## DIRECTION
Include no pictures. Output exactly the lines from the one that contains "Type out the text in this image." through the final line of the entries.

━━━ RECORDS PROVIDED ━━━

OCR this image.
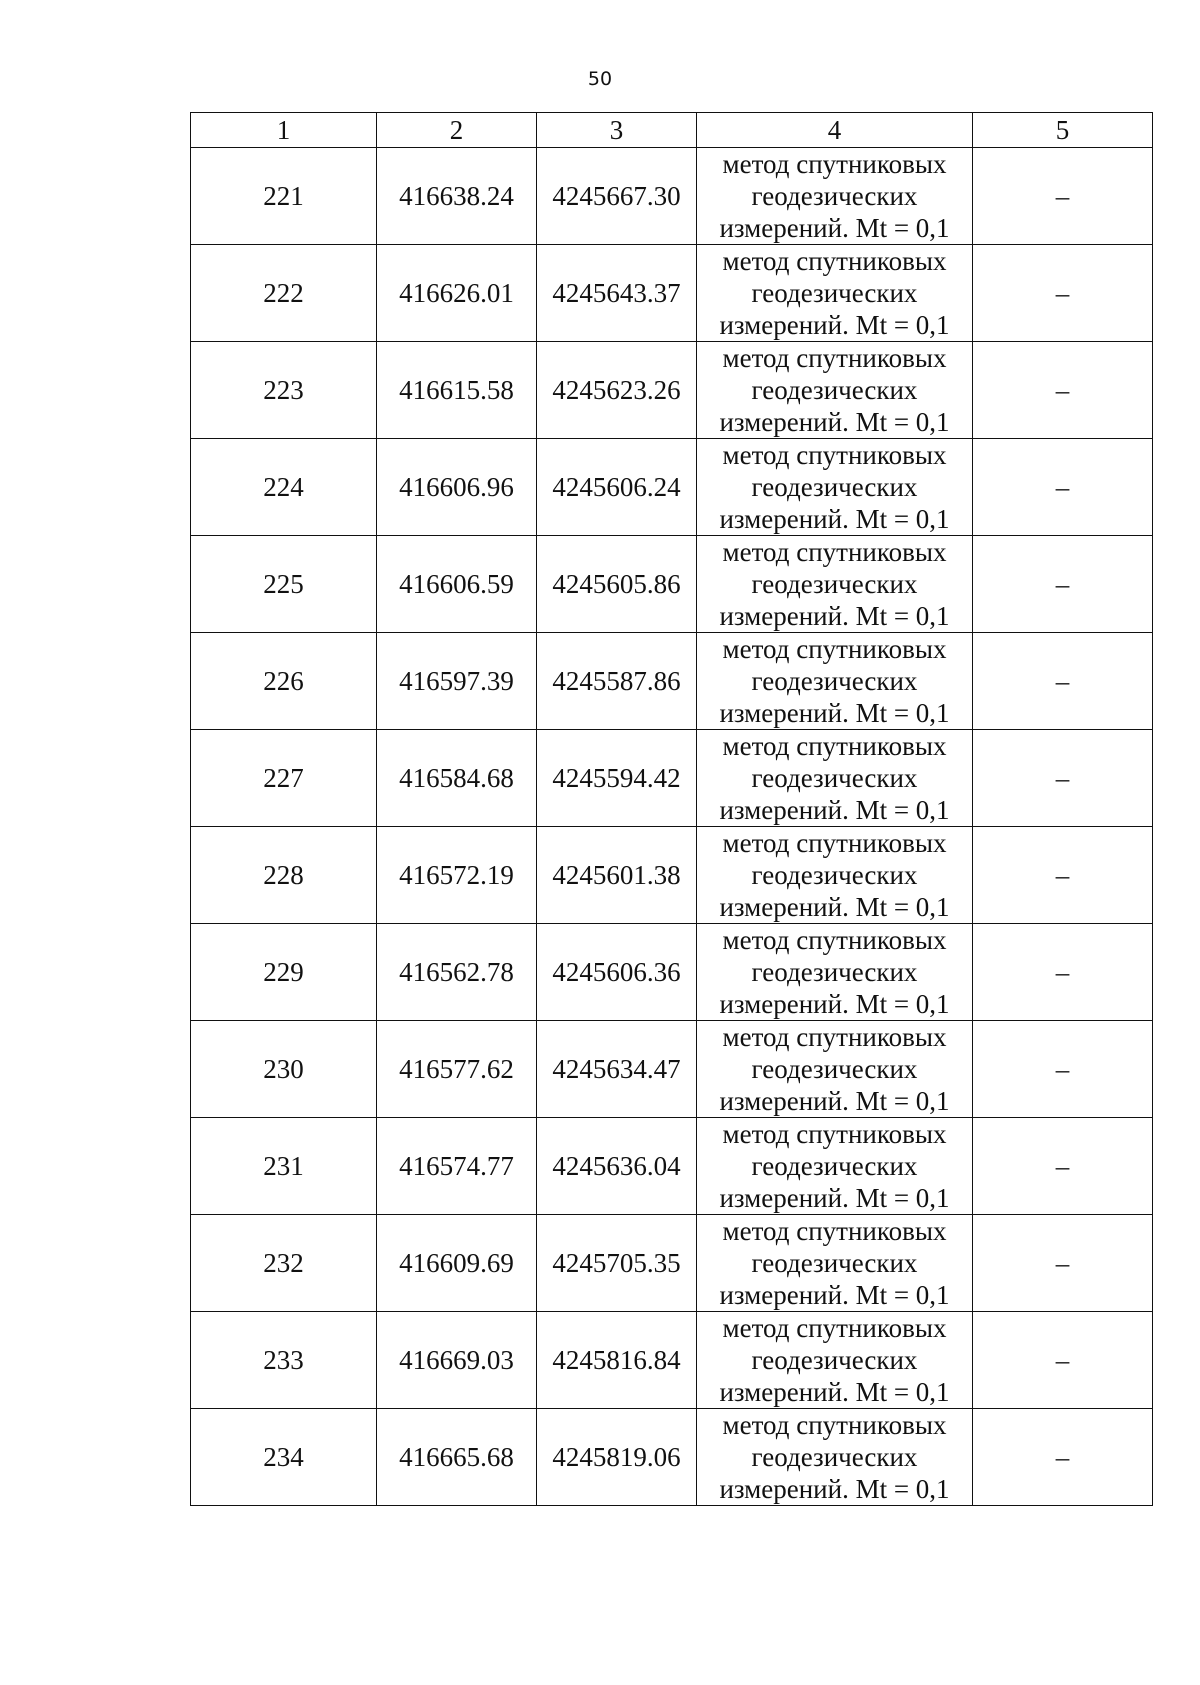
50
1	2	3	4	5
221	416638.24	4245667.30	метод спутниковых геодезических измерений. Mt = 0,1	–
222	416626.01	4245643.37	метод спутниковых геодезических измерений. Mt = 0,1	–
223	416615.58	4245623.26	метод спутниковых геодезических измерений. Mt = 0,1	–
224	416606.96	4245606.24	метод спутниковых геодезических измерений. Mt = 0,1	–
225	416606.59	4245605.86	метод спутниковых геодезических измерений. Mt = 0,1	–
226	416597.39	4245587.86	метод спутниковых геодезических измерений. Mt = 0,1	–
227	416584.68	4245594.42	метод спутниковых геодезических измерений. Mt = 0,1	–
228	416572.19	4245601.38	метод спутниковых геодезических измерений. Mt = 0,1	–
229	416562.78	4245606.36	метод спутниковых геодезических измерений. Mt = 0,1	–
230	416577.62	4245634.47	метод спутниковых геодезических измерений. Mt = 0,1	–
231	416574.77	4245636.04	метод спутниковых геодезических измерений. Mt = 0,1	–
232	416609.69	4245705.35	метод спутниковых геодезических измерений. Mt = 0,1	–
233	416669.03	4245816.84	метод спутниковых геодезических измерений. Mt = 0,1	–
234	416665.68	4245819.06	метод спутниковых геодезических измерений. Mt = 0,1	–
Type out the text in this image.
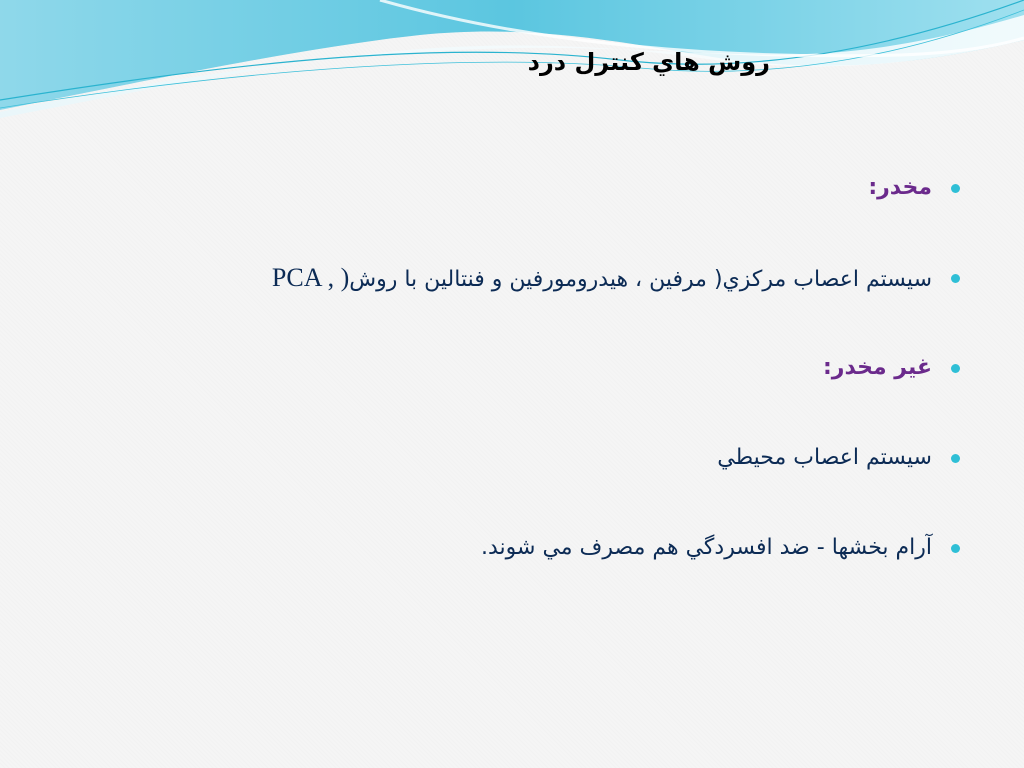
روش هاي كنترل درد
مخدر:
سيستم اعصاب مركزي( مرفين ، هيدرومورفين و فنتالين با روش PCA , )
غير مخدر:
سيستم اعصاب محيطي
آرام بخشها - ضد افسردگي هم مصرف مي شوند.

━━━

## ANSWER IN FULL
Type out the text in this image.
روش هاي كنترل درد
مخدر:
سيستم اعصاب مركزي( مرفين ، هيدرومورفين و فنتالين با روش PCA , )
غير مخدر:
سيستم اعصاب محيطي
آرام بخشها - ضد افسردگي هم مصرف مي شوند.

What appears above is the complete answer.